━━━━━ FRAGMENTO PROPORCIONADO ━━━━━

Así ataca el estrés al sistema inmunológico

Los seres humanos del siglo XXI somos trabajadores, parejas y cuidadores con problemas continuos que tardan semanas en solucionarse. Todas las reacciones elegidas adaptativamente para afrontar peligros fugaces se acaban convirtiendo en tóxicas cuando la sensación de alarma no finaliza en unos minutos.

La tensión muscular necesaria para luchar físicamente con un enemigo se convierte en contracturas y dolores de espalda si mantenemos la rigidez durante meses. La interrupción momentánea de la digestión, una función innecesaria en un momento de alerta, se convierte en un problema cuando el estado de alarma se repite cien veces al día. La recarga de pilas que nos permitiría enfrentarnos a un peligro se convierte en ansiedad –exceso de energía latente– al no usarla, porque los riesgos en el mundo moderno no se combaten a golpes.

Esta es la razón por la que, cada vez más, surgen investigaciones que nos hablan de problemas psicofisiológicos relacionados con el estrés. Son conflictos biológicos reales, como hipertensión, cefaleas, problemas gástricos, problemas musculares y disminución de la función renal, que se relacionan con este sobresfuerzo continuo que nos demanda la vida actual.

━━━━━ ÍTEMS PROPORCIONADOS ━━━━━

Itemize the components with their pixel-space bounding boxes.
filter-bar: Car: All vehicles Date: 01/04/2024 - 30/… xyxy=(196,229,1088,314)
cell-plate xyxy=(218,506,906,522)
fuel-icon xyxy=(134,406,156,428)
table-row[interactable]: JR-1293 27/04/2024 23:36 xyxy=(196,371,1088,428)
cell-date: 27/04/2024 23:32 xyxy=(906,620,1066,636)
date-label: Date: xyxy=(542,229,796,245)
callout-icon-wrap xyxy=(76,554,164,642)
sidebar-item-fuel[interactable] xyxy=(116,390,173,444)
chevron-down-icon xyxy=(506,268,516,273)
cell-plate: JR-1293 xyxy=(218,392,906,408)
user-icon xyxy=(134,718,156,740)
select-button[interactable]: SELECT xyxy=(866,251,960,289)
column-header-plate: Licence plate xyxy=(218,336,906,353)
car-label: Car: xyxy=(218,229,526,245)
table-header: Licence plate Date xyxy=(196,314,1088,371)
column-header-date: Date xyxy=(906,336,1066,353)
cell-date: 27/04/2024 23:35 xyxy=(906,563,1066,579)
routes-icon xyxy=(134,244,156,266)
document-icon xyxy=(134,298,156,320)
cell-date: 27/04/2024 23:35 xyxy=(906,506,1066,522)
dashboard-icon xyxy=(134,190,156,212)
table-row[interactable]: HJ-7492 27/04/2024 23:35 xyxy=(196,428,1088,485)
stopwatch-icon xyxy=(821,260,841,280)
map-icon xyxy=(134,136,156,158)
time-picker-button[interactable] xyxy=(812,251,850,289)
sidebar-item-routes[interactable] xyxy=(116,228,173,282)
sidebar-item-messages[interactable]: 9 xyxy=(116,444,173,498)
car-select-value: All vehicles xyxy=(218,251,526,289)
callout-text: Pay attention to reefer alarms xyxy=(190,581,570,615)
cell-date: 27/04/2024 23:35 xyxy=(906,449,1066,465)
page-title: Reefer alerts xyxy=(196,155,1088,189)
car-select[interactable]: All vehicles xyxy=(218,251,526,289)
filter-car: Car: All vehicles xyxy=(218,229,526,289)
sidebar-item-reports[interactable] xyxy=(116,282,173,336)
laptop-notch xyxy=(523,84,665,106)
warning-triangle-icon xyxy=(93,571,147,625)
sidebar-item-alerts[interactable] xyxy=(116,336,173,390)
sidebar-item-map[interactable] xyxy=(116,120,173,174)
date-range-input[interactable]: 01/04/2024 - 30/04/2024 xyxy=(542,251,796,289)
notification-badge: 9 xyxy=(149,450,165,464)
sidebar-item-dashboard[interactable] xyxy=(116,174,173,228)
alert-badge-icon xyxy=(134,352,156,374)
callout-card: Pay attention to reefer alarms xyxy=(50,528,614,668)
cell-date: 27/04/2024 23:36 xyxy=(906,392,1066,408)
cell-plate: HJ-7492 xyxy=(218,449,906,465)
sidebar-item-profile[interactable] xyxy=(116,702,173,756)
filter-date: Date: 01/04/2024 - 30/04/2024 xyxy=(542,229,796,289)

━━━━━

» TAREA
Según el fragmento sobre el estrés, ¿en qué se convierte la tensión muscular si mantenemos la rigidez durante meses? Los ítems proceden de una fuente distinta a la del fragmento.

» TU RESPUESTA
En contracturas y dolores de espalda.